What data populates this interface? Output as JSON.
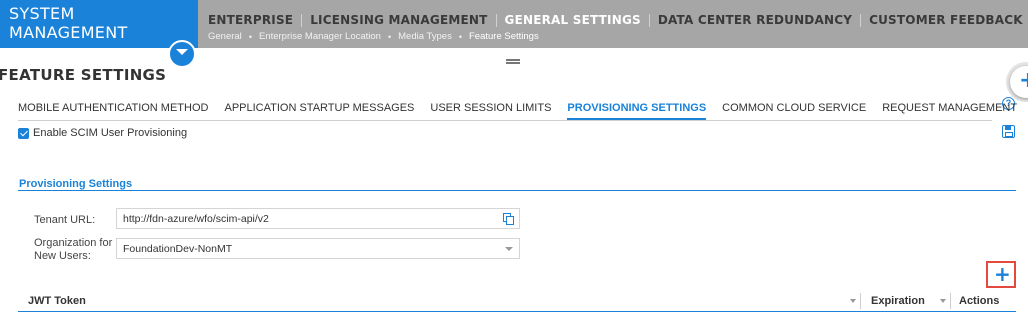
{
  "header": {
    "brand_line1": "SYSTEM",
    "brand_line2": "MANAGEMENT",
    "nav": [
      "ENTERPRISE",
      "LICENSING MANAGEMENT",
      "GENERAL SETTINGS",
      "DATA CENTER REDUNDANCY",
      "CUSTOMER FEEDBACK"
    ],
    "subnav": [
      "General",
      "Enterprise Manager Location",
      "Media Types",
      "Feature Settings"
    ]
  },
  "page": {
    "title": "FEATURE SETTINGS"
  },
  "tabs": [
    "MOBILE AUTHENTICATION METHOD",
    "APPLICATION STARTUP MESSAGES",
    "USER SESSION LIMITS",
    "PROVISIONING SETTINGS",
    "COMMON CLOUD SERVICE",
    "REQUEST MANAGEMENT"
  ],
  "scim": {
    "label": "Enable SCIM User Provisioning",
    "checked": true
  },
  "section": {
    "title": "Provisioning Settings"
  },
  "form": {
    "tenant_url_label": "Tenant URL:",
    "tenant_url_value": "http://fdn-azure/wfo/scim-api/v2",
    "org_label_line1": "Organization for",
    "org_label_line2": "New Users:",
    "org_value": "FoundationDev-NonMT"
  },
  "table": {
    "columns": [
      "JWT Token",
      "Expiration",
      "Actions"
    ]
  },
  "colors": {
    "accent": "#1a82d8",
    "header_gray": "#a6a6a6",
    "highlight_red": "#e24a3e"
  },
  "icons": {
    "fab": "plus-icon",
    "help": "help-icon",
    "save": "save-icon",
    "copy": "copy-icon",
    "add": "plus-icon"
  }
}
■ ■ ■
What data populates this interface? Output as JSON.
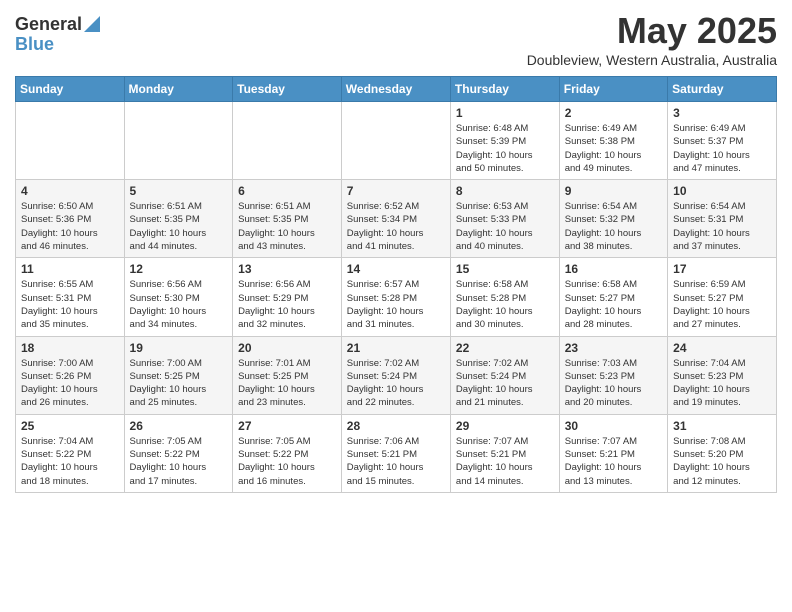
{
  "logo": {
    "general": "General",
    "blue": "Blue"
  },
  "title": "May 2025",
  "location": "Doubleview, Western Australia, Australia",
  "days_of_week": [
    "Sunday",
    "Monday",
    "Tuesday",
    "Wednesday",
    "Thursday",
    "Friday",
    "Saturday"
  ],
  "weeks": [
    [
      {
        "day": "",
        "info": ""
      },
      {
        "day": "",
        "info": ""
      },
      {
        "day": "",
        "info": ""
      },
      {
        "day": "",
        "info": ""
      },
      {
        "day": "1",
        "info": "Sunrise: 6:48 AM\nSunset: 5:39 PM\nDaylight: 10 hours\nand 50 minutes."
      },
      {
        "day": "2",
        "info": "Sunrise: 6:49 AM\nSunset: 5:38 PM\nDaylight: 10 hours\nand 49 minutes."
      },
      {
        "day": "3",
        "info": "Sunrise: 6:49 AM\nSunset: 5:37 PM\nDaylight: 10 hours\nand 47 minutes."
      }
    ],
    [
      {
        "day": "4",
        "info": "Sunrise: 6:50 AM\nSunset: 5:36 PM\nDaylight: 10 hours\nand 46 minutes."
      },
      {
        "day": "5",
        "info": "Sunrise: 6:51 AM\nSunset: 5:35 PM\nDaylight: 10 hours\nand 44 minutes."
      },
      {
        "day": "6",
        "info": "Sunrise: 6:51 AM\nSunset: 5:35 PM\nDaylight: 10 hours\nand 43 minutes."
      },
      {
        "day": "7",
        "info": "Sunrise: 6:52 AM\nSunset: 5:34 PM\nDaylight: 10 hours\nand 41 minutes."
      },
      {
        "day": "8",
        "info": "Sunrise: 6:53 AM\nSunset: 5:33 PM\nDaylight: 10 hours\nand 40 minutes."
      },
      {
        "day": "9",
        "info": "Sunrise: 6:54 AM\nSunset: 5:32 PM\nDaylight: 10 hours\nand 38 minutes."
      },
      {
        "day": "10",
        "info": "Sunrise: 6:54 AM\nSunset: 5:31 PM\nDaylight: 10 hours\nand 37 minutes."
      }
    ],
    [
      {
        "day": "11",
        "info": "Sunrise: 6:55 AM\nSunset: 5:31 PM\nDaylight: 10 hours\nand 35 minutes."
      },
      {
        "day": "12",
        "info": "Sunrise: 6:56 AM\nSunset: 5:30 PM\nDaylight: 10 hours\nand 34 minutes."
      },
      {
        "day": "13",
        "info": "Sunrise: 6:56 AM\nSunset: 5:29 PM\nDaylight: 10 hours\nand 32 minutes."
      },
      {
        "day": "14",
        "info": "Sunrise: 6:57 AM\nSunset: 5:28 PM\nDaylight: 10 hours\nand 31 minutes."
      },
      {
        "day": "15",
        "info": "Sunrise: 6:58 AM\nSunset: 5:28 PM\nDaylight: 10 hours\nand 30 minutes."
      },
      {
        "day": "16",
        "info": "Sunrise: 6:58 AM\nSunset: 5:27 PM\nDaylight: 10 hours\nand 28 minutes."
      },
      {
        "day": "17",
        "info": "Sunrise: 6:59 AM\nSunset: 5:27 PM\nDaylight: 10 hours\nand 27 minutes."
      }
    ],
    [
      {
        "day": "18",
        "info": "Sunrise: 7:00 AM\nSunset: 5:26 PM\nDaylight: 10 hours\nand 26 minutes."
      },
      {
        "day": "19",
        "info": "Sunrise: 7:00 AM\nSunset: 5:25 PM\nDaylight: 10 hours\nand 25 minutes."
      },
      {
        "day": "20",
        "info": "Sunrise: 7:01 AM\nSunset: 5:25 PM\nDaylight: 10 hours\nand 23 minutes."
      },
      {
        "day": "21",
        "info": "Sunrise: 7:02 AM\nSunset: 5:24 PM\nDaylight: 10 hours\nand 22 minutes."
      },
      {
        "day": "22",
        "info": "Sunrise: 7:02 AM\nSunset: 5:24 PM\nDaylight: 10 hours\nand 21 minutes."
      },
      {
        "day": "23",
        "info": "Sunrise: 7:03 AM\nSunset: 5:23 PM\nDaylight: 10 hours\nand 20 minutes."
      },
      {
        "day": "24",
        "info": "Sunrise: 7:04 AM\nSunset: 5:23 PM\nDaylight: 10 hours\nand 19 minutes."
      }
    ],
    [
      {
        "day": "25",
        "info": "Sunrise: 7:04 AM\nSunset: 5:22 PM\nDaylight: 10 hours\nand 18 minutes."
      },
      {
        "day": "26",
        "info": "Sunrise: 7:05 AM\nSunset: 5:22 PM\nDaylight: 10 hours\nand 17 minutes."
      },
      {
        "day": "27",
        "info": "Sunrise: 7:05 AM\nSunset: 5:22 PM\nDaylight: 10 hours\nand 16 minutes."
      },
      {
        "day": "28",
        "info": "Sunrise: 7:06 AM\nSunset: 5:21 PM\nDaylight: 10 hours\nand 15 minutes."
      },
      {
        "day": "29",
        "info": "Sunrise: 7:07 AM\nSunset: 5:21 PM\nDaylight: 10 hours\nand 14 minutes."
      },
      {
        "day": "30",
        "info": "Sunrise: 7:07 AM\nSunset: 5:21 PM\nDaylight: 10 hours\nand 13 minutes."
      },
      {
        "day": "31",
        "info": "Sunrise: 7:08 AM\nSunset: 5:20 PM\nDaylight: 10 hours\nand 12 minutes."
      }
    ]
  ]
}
■ ■ ■
* SET TASK: Working from the entries above, return all lines that contain "MANAGEMENT".

* RIGHT ANSWER:
    "brand_line2": "MANAGEMENT",
      "LICENSING MANAGEMENT",
    "REQUEST MANAGEMENT"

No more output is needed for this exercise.